- _Short exercise_
Each line that holds the word "color" should be returned.

- _Entries from a visual dataset_
* * * * *
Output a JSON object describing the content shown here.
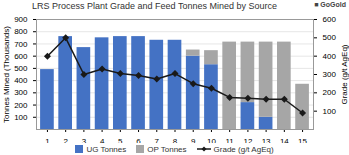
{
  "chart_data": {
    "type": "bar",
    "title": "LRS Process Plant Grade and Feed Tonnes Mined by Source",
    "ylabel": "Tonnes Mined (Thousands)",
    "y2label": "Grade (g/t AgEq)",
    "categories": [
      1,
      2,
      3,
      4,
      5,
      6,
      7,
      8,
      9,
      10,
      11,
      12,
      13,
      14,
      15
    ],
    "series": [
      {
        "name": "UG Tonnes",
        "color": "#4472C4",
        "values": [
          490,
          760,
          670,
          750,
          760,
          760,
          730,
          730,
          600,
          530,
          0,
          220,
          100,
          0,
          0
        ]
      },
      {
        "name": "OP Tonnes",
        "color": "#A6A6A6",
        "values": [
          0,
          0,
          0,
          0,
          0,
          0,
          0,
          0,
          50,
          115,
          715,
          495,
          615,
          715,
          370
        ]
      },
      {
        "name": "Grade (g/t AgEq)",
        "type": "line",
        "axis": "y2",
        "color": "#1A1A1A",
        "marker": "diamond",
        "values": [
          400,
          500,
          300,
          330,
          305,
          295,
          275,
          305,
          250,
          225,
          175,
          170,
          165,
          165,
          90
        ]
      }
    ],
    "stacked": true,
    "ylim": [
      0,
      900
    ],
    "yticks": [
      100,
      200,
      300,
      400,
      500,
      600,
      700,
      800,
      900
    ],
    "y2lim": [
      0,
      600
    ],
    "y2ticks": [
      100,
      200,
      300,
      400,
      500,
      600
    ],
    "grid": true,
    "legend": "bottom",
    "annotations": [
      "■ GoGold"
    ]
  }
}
* * * * *
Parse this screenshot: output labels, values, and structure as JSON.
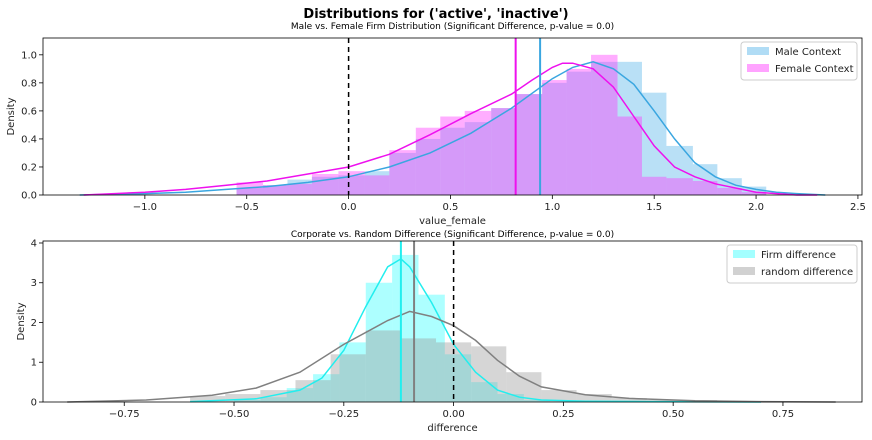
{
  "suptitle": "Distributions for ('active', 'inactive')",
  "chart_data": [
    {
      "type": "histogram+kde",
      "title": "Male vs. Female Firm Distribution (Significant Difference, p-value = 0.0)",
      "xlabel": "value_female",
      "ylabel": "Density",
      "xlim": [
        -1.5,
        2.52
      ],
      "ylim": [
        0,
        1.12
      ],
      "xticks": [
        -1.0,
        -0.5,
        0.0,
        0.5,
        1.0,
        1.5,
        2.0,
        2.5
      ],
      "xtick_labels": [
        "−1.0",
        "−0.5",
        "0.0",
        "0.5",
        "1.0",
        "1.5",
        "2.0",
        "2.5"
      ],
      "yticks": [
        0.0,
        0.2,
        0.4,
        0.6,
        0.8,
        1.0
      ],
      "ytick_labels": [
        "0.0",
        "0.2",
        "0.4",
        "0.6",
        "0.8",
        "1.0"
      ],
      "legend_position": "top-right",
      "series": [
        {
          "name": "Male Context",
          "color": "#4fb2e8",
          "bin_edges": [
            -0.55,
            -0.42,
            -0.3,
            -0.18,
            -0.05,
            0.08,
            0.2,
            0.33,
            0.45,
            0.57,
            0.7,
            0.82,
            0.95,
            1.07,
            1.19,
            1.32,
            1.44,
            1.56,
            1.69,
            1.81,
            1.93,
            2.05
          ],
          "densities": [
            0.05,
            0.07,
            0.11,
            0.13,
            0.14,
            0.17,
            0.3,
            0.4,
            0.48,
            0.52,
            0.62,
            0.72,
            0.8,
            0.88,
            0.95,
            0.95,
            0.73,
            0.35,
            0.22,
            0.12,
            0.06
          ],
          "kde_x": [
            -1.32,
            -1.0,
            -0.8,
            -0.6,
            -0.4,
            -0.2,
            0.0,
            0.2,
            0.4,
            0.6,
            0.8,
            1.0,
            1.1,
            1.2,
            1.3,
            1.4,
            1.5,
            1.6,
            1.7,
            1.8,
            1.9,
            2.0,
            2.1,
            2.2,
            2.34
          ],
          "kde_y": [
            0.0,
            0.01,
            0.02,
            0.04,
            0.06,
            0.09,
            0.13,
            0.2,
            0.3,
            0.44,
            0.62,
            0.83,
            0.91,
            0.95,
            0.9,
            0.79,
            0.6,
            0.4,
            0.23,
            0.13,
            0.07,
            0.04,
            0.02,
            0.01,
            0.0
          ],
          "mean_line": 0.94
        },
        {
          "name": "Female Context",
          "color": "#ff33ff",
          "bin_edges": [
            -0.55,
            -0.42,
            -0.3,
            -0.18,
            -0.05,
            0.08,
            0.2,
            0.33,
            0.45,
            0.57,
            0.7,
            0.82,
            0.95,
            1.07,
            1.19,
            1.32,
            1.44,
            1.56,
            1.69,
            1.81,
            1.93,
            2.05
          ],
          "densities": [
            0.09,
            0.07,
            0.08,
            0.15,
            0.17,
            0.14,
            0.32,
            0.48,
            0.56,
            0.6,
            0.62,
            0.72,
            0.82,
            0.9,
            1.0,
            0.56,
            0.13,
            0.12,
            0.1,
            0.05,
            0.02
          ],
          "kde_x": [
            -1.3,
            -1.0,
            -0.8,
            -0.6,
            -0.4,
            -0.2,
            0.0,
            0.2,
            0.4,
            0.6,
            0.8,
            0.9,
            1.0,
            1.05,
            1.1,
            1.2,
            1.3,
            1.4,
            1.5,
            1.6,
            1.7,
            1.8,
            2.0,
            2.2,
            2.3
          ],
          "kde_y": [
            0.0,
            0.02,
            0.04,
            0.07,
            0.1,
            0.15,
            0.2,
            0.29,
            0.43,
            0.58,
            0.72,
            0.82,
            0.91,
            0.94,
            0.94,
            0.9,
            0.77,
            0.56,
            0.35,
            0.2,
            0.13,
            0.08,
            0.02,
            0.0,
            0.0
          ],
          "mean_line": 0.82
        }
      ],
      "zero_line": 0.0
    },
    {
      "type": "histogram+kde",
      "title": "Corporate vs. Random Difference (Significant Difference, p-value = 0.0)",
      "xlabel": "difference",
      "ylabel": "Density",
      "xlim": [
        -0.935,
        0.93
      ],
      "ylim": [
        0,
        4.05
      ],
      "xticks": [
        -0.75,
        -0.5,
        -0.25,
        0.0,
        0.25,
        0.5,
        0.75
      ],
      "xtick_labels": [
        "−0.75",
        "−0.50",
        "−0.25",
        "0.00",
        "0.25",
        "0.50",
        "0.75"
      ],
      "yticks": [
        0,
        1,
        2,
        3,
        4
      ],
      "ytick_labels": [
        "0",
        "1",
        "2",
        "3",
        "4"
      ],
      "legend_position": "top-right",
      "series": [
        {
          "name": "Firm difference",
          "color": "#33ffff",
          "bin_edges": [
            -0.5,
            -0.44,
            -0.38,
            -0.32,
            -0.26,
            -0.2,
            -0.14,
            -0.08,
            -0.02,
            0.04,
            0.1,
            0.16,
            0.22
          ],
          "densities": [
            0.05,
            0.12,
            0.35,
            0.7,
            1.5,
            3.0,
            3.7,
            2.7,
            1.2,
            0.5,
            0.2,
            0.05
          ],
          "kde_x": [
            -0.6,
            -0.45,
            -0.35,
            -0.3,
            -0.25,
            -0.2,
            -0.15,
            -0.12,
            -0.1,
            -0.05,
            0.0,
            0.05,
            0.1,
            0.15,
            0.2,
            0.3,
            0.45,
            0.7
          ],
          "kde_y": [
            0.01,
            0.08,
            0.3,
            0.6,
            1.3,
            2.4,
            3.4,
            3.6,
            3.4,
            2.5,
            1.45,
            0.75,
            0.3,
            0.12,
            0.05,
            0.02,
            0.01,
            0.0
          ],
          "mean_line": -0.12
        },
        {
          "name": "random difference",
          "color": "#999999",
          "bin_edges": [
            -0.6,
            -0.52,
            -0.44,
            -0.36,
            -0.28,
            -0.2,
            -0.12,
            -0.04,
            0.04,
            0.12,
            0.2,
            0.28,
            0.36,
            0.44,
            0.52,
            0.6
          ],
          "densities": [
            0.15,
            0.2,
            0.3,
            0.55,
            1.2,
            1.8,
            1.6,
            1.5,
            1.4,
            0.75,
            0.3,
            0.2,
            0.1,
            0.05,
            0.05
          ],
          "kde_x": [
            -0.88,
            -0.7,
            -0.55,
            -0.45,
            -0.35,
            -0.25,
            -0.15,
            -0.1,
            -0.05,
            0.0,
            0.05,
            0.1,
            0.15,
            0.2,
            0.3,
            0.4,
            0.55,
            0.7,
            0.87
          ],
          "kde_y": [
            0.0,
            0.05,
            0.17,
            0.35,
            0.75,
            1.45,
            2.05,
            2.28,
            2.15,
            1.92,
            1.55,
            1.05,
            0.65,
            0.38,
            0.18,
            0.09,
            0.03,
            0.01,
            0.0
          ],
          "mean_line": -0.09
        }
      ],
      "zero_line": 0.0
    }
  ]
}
* * * * *
- _Solved exercise_
        "color": "#4472C4",
        "color": "#A6A6A6",
        "color": "#1A1A1A",
          "color": "#4fb2e8",
          "color": "#ff33ff",
          "color": "#33ffff",
          "color": "#999999",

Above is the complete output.